-- WHAT YOU NEED TO DO --
Write out every entry, unchanged. Skip any picture.

------------------------------------------------

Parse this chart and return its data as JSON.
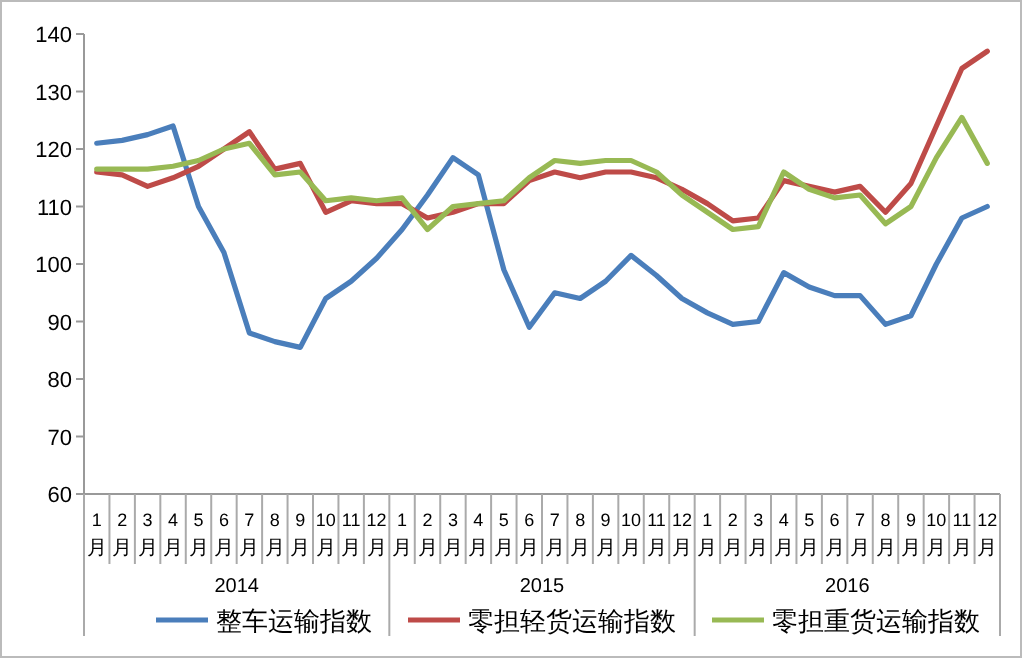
{
  "chart_data": {
    "type": "line",
    "categories": [
      "1月",
      "2月",
      "3月",
      "4月",
      "5月",
      "6月",
      "7月",
      "8月",
      "9月",
      "10月",
      "11月",
      "12月",
      "1月",
      "2月",
      "3月",
      "4月",
      "5月",
      "6月",
      "7月",
      "8月",
      "9月",
      "10月",
      "11月",
      "12月",
      "1月",
      "2月",
      "3月",
      "4月",
      "5月",
      "6月",
      "7月",
      "8月",
      "9月",
      "10月",
      "11月",
      "12月"
    ],
    "series": [
      {
        "name": "整车运输指数",
        "color": "#4a7ebb",
        "values": [
          121,
          121.5,
          122.5,
          124,
          110,
          102,
          88,
          86.5,
          85.5,
          94,
          97,
          101,
          106,
          112,
          118.5,
          115.5,
          99,
          89,
          95,
          94,
          97,
          101.5,
          98,
          94,
          91.5,
          89.5,
          90,
          98.5,
          96,
          94.5,
          94.5,
          89.5,
          91,
          100,
          108,
          110
        ]
      },
      {
        "name": "零担轻货运输指数",
        "color": "#be4b48",
        "values": [
          116,
          115.5,
          113.5,
          115,
          117,
          120,
          123,
          116.5,
          117.5,
          109,
          111,
          110.5,
          110.5,
          108,
          109,
          110.5,
          110.5,
          114.5,
          116,
          115,
          116,
          116,
          115,
          113,
          110.5,
          107.5,
          108,
          114.5,
          113.5,
          112.5,
          113.5,
          109,
          114,
          124,
          134,
          137
        ]
      },
      {
        "name": "零担重货运输指数",
        "color": "#98b954",
        "values": [
          116.5,
          116.5,
          116.5,
          117,
          118,
          120,
          121,
          115.5,
          116,
          111,
          111.5,
          111,
          111.5,
          106,
          110,
          110.5,
          111,
          115,
          118,
          117.5,
          118,
          118,
          116,
          112,
          109,
          106,
          106.5,
          116,
          113,
          111.5,
          112,
          107,
          110,
          118.5,
          125.5,
          117.5
        ]
      }
    ],
    "annotations": [
      "2014",
      "2015",
      "2016"
    ],
    "ylim": [
      60,
      140
    ],
    "yticks": [
      60,
      70,
      80,
      90,
      100,
      110,
      120,
      130,
      140
    ],
    "grid": false,
    "legend": "bottom",
    "marker": "none",
    "line_style": "solid"
  }
}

------------------------------------------------

-- RESULT OF THE EXERCISE --
Parse this chart and return its data as JSON.
{
  "chart_data": {
    "type": "line",
    "categories": [
      "1月",
      "2月",
      "3月",
      "4月",
      "5月",
      "6月",
      "7月",
      "8月",
      "9月",
      "10月",
      "11月",
      "12月",
      "1月",
      "2月",
      "3月",
      "4月",
      "5月",
      "6月",
      "7月",
      "8月",
      "9月",
      "10月",
      "11月",
      "12月",
      "1月",
      "2月",
      "3月",
      "4月",
      "5月",
      "6月",
      "7月",
      "8月",
      "9月",
      "10月",
      "11月",
      "12月"
    ],
    "series": [
      {
        "name": "整车运输指数",
        "color": "#4a7ebb",
        "values": [
          121,
          121.5,
          122.5,
          124,
          110,
          102,
          88,
          86.5,
          85.5,
          94,
          97,
          101,
          106,
          112,
          118.5,
          115.5,
          99,
          89,
          95,
          94,
          97,
          101.5,
          98,
          94,
          91.5,
          89.5,
          90,
          98.5,
          96,
          94.5,
          94.5,
          89.5,
          91,
          100,
          108,
          110
        ]
      },
      {
        "name": "零担轻货运输指数",
        "color": "#be4b48",
        "values": [
          116,
          115.5,
          113.5,
          115,
          117,
          120,
          123,
          116.5,
          117.5,
          109,
          111,
          110.5,
          110.5,
          108,
          109,
          110.5,
          110.5,
          114.5,
          116,
          115,
          116,
          116,
          115,
          113,
          110.5,
          107.5,
          108,
          114.5,
          113.5,
          112.5,
          113.5,
          109,
          114,
          124,
          134,
          137
        ]
      },
      {
        "name": "零担重货运输指数",
        "color": "#98b954",
        "values": [
          116.5,
          116.5,
          116.5,
          117,
          118,
          120,
          121,
          115.5,
          116,
          111,
          111.5,
          111,
          111.5,
          106,
          110,
          110.5,
          111,
          115,
          118,
          117.5,
          118,
          118,
          116,
          112,
          109,
          106,
          106.5,
          116,
          113,
          111.5,
          112,
          107,
          110,
          118.5,
          125.5,
          117.5
        ]
      }
    ],
    "annotations": [
      "2014",
      "2015",
      "2016"
    ],
    "ylim": [
      60,
      140
    ],
    "yticks": [
      60,
      70,
      80,
      90,
      100,
      110,
      120,
      130,
      140
    ],
    "grid": false,
    "legend": "bottom",
    "marker": "none",
    "line_style": "solid"
  }
}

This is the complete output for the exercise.